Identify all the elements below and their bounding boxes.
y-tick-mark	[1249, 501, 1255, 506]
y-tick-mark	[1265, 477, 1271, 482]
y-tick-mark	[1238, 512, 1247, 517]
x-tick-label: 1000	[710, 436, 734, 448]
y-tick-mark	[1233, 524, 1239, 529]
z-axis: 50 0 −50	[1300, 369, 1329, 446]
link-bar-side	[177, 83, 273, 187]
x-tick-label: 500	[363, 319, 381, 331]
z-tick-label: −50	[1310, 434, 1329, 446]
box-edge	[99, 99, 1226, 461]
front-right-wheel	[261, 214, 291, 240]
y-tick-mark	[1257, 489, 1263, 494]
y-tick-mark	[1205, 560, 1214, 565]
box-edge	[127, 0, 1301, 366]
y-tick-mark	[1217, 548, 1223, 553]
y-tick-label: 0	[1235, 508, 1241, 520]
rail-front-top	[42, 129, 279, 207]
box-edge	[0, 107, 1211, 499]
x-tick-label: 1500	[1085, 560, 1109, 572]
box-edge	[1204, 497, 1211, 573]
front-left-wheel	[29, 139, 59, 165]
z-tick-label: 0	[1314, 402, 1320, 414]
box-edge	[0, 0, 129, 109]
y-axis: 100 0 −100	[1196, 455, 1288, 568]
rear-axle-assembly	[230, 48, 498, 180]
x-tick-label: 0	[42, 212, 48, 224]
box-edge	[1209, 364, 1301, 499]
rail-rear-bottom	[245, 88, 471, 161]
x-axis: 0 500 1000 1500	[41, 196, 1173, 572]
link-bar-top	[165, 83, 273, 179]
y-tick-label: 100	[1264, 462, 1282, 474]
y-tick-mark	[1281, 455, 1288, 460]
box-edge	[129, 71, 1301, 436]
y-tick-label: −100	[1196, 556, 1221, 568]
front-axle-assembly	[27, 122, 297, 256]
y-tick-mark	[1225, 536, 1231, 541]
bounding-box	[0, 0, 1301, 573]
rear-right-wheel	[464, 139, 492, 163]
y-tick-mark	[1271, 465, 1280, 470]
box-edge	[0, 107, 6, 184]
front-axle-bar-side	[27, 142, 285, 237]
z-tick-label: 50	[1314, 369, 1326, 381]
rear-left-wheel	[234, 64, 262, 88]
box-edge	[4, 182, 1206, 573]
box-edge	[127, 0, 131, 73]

====

__WHAT THIS TASK INVOLVES__.
Rewrite all of the items above, replacing each occurrence of "box-edge" with "frame-edge" and leaving everything else the same.

__REPLY__.
Identify all the elements below and their bounding boxes.
y-tick-mark	[1249, 501, 1255, 506]
y-tick-mark	[1265, 477, 1271, 482]
y-tick-mark	[1238, 512, 1247, 517]
x-tick-label: 1000	[710, 436, 734, 448]
y-tick-mark	[1233, 524, 1239, 529]
z-axis: 50 0 −50	[1300, 369, 1329, 446]
link-bar-side	[177, 83, 273, 187]
x-tick-label: 500	[363, 319, 381, 331]
z-tick-label: −50	[1310, 434, 1329, 446]
frame-edge	[99, 99, 1226, 461]
front-right-wheel	[261, 214, 291, 240]
y-tick-mark	[1257, 489, 1263, 494]
y-tick-mark	[1205, 560, 1214, 565]
frame-edge	[127, 0, 1301, 366]
y-tick-mark	[1217, 548, 1223, 553]
y-tick-label: 0	[1235, 508, 1241, 520]
rail-front-top	[42, 129, 279, 207]
frame-edge	[0, 107, 1211, 499]
x-tick-label: 1500	[1085, 560, 1109, 572]
frame-edge	[1204, 497, 1211, 573]
front-left-wheel	[29, 139, 59, 165]
z-tick-label: 0	[1314, 402, 1320, 414]
frame-edge	[0, 0, 129, 109]
y-axis: 100 0 −100	[1196, 455, 1288, 568]
rear-axle-assembly	[230, 48, 498, 180]
x-tick-label: 0	[42, 212, 48, 224]
frame-edge	[1209, 364, 1301, 499]
rail-rear-bottom	[245, 88, 471, 161]
x-axis: 0 500 1000 1500	[41, 196, 1173, 572]
link-bar-top	[165, 83, 273, 179]
y-tick-label: 100	[1264, 462, 1282, 474]
y-tick-mark	[1281, 455, 1288, 460]
frame-edge	[129, 71, 1301, 436]
y-tick-label: −100	[1196, 556, 1221, 568]
front-axle-assembly	[27, 122, 297, 256]
y-tick-mark	[1225, 536, 1231, 541]
bounding-box	[0, 0, 1301, 573]
rear-right-wheel	[464, 139, 492, 163]
y-tick-mark	[1271, 465, 1280, 470]
frame-edge	[0, 107, 6, 184]
front-axle-bar-side	[27, 142, 285, 237]
z-tick-label: 50	[1314, 369, 1326, 381]
rear-left-wheel	[234, 64, 262, 88]
frame-edge	[4, 182, 1206, 573]
frame-edge	[127, 0, 131, 73]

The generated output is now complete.